--- Start ---
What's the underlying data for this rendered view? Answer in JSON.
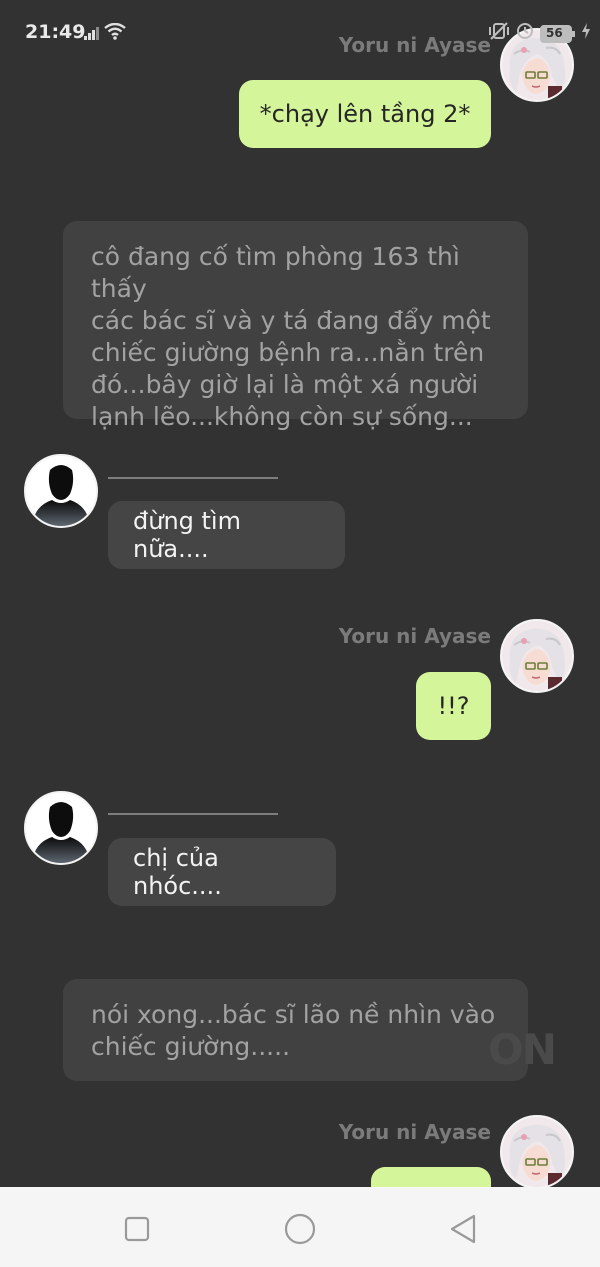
{
  "status_bar": {
    "time": "21:49",
    "icons": [
      "signal-icon",
      "wifi-icon",
      "vibrate-icon",
      "alarm-icon",
      "battery-icon"
    ],
    "battery_level": "56"
  },
  "messages": [
    {
      "type": "me",
      "sender": "Yoru ni Ayase",
      "text": "*chạy lên tầng 2*"
    },
    {
      "type": "narration",
      "lines": [
        "cô đang cố tìm phòng 163 thì thấy",
        "các bác sĩ và y tá đang đẩy một",
        "chiếc giường bệnh ra...nằn trên",
        "đó...bây giờ lại là một xá người",
        "lạnh lẽo...không còn sự sống..."
      ]
    },
    {
      "type": "other",
      "sender": "____________",
      "text": "đừng tìm nữa...."
    },
    {
      "type": "me",
      "sender": "Yoru ni Ayase",
      "text": "!!?"
    },
    {
      "type": "other",
      "sender": "____________",
      "text": "chị của nhóc...."
    },
    {
      "type": "narration",
      "lines": [
        "nói xong...bác sĩ lão nề nhìn vào",
        "chiếc giường....."
      ]
    },
    {
      "type": "me",
      "sender": "Yoru ni Ayase",
      "text": ""
    }
  ],
  "watermark": "ON",
  "nav": {
    "icons": [
      "recent-apps-icon",
      "home-icon",
      "back-icon"
    ]
  },
  "colors": {
    "background": "#323232",
    "my_bubble": "#d4f59a",
    "other_bubble": "#454545",
    "narration_bubble": "#414141",
    "nav_bar": "#f5f5f5"
  }
}
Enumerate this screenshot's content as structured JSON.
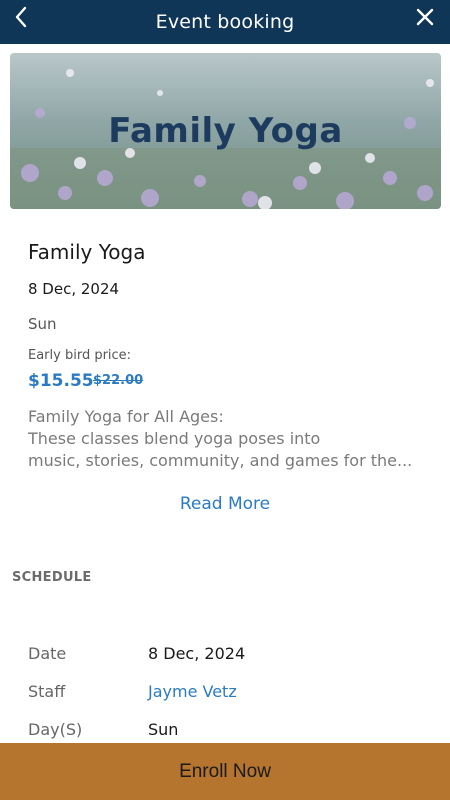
{
  "header": {
    "title": "Event booking",
    "back_icon": "chevron-left-icon",
    "close_icon": "close-icon",
    "background": "#0f3557"
  },
  "hero": {
    "title": "Family Yoga"
  },
  "event": {
    "name": "Family Yoga",
    "date": "8 Dec, 2024",
    "day": "Sun",
    "early_bird_label": "Early bird price:",
    "price": "$15.55",
    "original_price": "$22.00",
    "description_lines": [
      "Family Yoga for All Ages:",
      "These classes blend yoga poses into",
      "music, stories, community, and games for the..."
    ],
    "read_more": "Read More"
  },
  "schedule": {
    "title": "SCHEDULE",
    "rows": [
      {
        "label": "Date",
        "value": "8 Dec, 2024"
      },
      {
        "label": "Staff",
        "value": "Jayme Vetz"
      },
      {
        "label": "Day(S)",
        "value": "Sun"
      }
    ]
  },
  "footer": {
    "enroll_label": "Enroll Now",
    "background": "#b5752f"
  },
  "colors": {
    "accent": "#2a7bc4"
  }
}
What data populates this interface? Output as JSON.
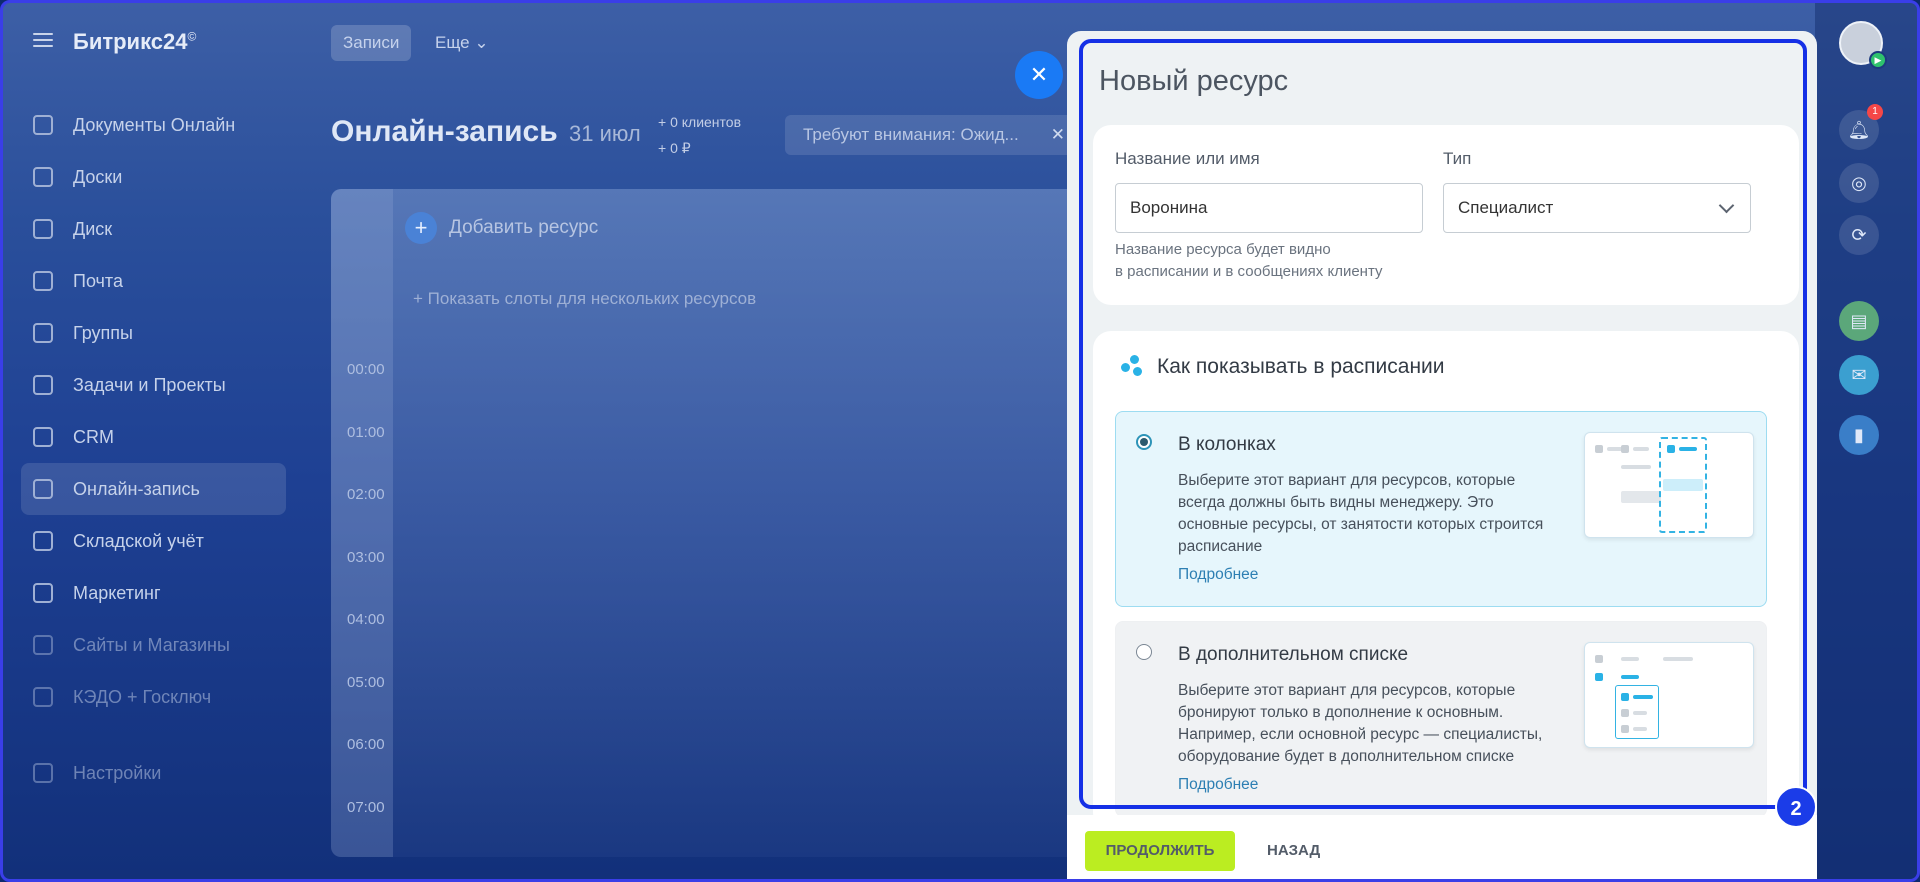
{
  "app": {
    "logo": "Битрикс24",
    "logo_mark": "©",
    "top_tabs": [
      "Записи",
      "Еще"
    ]
  },
  "sidebar": {
    "items": [
      {
        "label": "Документы Онлайн",
        "icon": "document-icon"
      },
      {
        "label": "Доски",
        "icon": "board-icon"
      },
      {
        "label": "Диск",
        "icon": "disk-icon"
      },
      {
        "label": "Почта",
        "icon": "mail-icon"
      },
      {
        "label": "Группы",
        "icon": "groups-icon"
      },
      {
        "label": "Задачи и Проекты",
        "icon": "tasks-icon"
      },
      {
        "label": "CRM",
        "icon": "crm-icon"
      },
      {
        "label": "Онлайн-запись",
        "icon": "booking-icon",
        "active": true
      },
      {
        "label": "Складской учёт",
        "icon": "warehouse-icon"
      },
      {
        "label": "Маркетинг",
        "icon": "marketing-icon"
      },
      {
        "label": "Сайты и Магазины",
        "icon": "sites-icon"
      },
      {
        "label": "КЭДО + Госключ",
        "icon": "kedo-icon"
      },
      {
        "label": "Настройки",
        "icon": "settings-icon"
      }
    ]
  },
  "page": {
    "title": "Онлайн-запись",
    "date": "31 июл",
    "clients": "+ 0 клиентов",
    "amount": "+ 0 ₽",
    "attention": "Требуют внимания: Ожид...",
    "add_resource": "Добавить ресурс",
    "show_slots": "+ Показать слоты для нескольких ресурсов",
    "times": [
      "00:00",
      "01:00",
      "02:00",
      "03:00",
      "04:00",
      "05:00",
      "06:00",
      "07:00"
    ]
  },
  "right_rail": {
    "notification_count": "1"
  },
  "panel": {
    "title": "Новый ресурс",
    "name_label": "Название или имя",
    "name_value": "Воронина",
    "name_hint_1": "Название ресурса будет видно",
    "name_hint_2": "в расписании и в сообщениях клиенту",
    "type_label": "Тип",
    "type_value": "Специалист",
    "display_title": "Как показывать в расписании",
    "options": [
      {
        "title": "В колонках",
        "description": "Выберите этот вариант для ресурсов, которые всегда должны быть видны менеджеру. Это основные ресурсы, от занятости которых строится расписание",
        "link": "Подробнее",
        "selected": true
      },
      {
        "title": "В дополнительном списке",
        "description": "Выберите этот вариант для ресурсов, которые бронируют только в дополнение к основным. Например, если основной ресурс — специалисты, оборудование будет в дополнительном списке",
        "link": "Подробнее",
        "selected": false
      }
    ],
    "continue_label": "ПРОДОЛЖИТЬ",
    "back_label": "НАЗАД"
  },
  "annotation": {
    "step_number": "2",
    "color": "#1530e6"
  },
  "colors": {
    "accent_button": "#bbed21",
    "link": "#2d7fb3",
    "selected_option_bg": "#e6f6fc"
  }
}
--- End ---
Write the listing above out again exactly, dropping each image.

## PROBLEM SOLUTION
What's the underlying data for this rendered view? Answer in JSON.
{
  "status_bar": {
    "time": "21:49",
    "icons": [
      "signal-icon",
      "wifi-icon",
      "vibrate-icon",
      "alarm-icon",
      "battery-icon"
    ],
    "battery_level": "56"
  },
  "messages": [
    {
      "type": "me",
      "sender": "Yoru ni Ayase",
      "text": "*chạy lên tầng 2*"
    },
    {
      "type": "narration",
      "lines": [
        "cô đang cố tìm phòng 163 thì thấy",
        "các bác sĩ và y tá đang đẩy một",
        "chiếc giường bệnh ra...nằn trên",
        "đó...bây giờ lại là một xá người",
        "lạnh lẽo...không còn sự sống..."
      ]
    },
    {
      "type": "other",
      "sender": "____________",
      "text": "đừng tìm nữa...."
    },
    {
      "type": "me",
      "sender": "Yoru ni Ayase",
      "text": "!!?"
    },
    {
      "type": "other",
      "sender": "____________",
      "text": "chị của nhóc...."
    },
    {
      "type": "narration",
      "lines": [
        "nói xong...bác sĩ lão nề nhìn vào",
        "chiếc giường....."
      ]
    },
    {
      "type": "me",
      "sender": "Yoru ni Ayase",
      "text": ""
    }
  ],
  "watermark": "ON",
  "nav": {
    "icons": [
      "recent-apps-icon",
      "home-icon",
      "back-icon"
    ]
  },
  "colors": {
    "background": "#323232",
    "my_bubble": "#d4f59a",
    "other_bubble": "#454545",
    "narration_bubble": "#414141",
    "nav_bar": "#f5f5f5"
  }
}
Enumerate this screenshot's content as structured JSON.
{
  "header": {
    "title": "Event booking",
    "back_icon": "chevron-left-icon",
    "close_icon": "close-icon",
    "background": "#0f3557"
  },
  "hero": {
    "title": "Family Yoga"
  },
  "event": {
    "name": "Family Yoga",
    "date": "8 Dec, 2024",
    "day": "Sun",
    "early_bird_label": "Early bird price:",
    "price": "$15.55",
    "original_price": "$22.00",
    "description_lines": [
      "Family Yoga for All Ages:",
      "These classes blend yoga poses into",
      "music, stories, community, and games for the..."
    ],
    "read_more": "Read More"
  },
  "schedule": {
    "title": "SCHEDULE",
    "rows": [
      {
        "label": "Date",
        "value": "8 Dec, 2024"
      },
      {
        "label": "Staff",
        "value": "Jayme Vetz"
      },
      {
        "label": "Day(S)",
        "value": "Sun"
      }
    ]
  },
  "footer": {
    "enroll_label": "Enroll Now",
    "background": "#b5752f"
  },
  "colors": {
    "accent": "#2a7bc4"
  }
}
What data populates this interface? Output as JSON.
{
  "app": {
    "logo": "Битрикс24",
    "logo_mark": "©",
    "top_tabs": [
      "Записи",
      "Еще"
    ]
  },
  "sidebar": {
    "items": [
      {
        "label": "Документы Онлайн",
        "icon": "document-icon"
      },
      {
        "label": "Доски",
        "icon": "board-icon"
      },
      {
        "label": "Диск",
        "icon": "disk-icon"
      },
      {
        "label": "Почта",
        "icon": "mail-icon"
      },
      {
        "label": "Группы",
        "icon": "groups-icon"
      },
      {
        "label": "Задачи и Проекты",
        "icon": "tasks-icon"
      },
      {
        "label": "CRM",
        "icon": "crm-icon"
      },
      {
        "label": "Онлайн-запись",
        "icon": "booking-icon",
        "active": true
      },
      {
        "label": "Складской учёт",
        "icon": "warehouse-icon"
      },
      {
        "label": "Маркетинг",
        "icon": "marketing-icon"
      },
      {
        "label": "Сайты и Магазины",
        "icon": "sites-icon"
      },
      {
        "label": "КЭДО + Госключ",
        "icon": "kedo-icon"
      },
      {
        "label": "Настройки",
        "icon": "settings-icon"
      }
    ]
  },
  "page": {
    "title": "Онлайн-запись",
    "date": "31 июл",
    "clients": "+ 0 клиентов",
    "amount": "+ 0 ₽",
    "attention": "Требуют внимания: Ожид...",
    "add_resource": "Добавить ресурс",
    "show_slots": "+ Показать слоты для нескольких ресурсов",
    "times": [
      "00:00",
      "01:00",
      "02:00",
      "03:00",
      "04:00",
      "05:00",
      "06:00",
      "07:00"
    ]
  },
  "right_rail": {
    "notification_count": "1"
  },
  "panel": {
    "title": "Новый ресурс",
    "name_label": "Название или имя",
    "name_value": "Воронина",
    "name_hint_1": "Название ресурса будет видно",
    "name_hint_2": "в расписании и в сообщениях клиенту",
    "type_label": "Тип",
    "type_value": "Специалист",
    "display_title": "Как показывать в расписании",
    "options": [
      {
        "title": "В колонках",
        "description": "Выберите этот вариант для ресурсов, которые всегда должны быть видны менеджеру. Это основные ресурсы, от занятости которых строится расписание",
        "link": "Подробнее",
        "selected": true
      },
      {
        "title": "В дополнительном списке",
        "description": "Выберите этот вариант для ресурсов, которые бронируют только в дополнение к основным. Например, если основной ресурс — специалисты, оборудование будет в дополнительном списке",
        "link": "Подробнее",
        "selected": false
      }
    ],
    "continue_label": "ПРОДОЛЖИТЬ",
    "back_label": "НАЗАД"
  },
  "annotation": {
    "step_number": "2",
    "color": "#1530e6"
  },
  "colors": {
    "accent_button": "#bbed21",
    "link": "#2d7fb3",
    "selected_option_bg": "#e6f6fc"
  }
}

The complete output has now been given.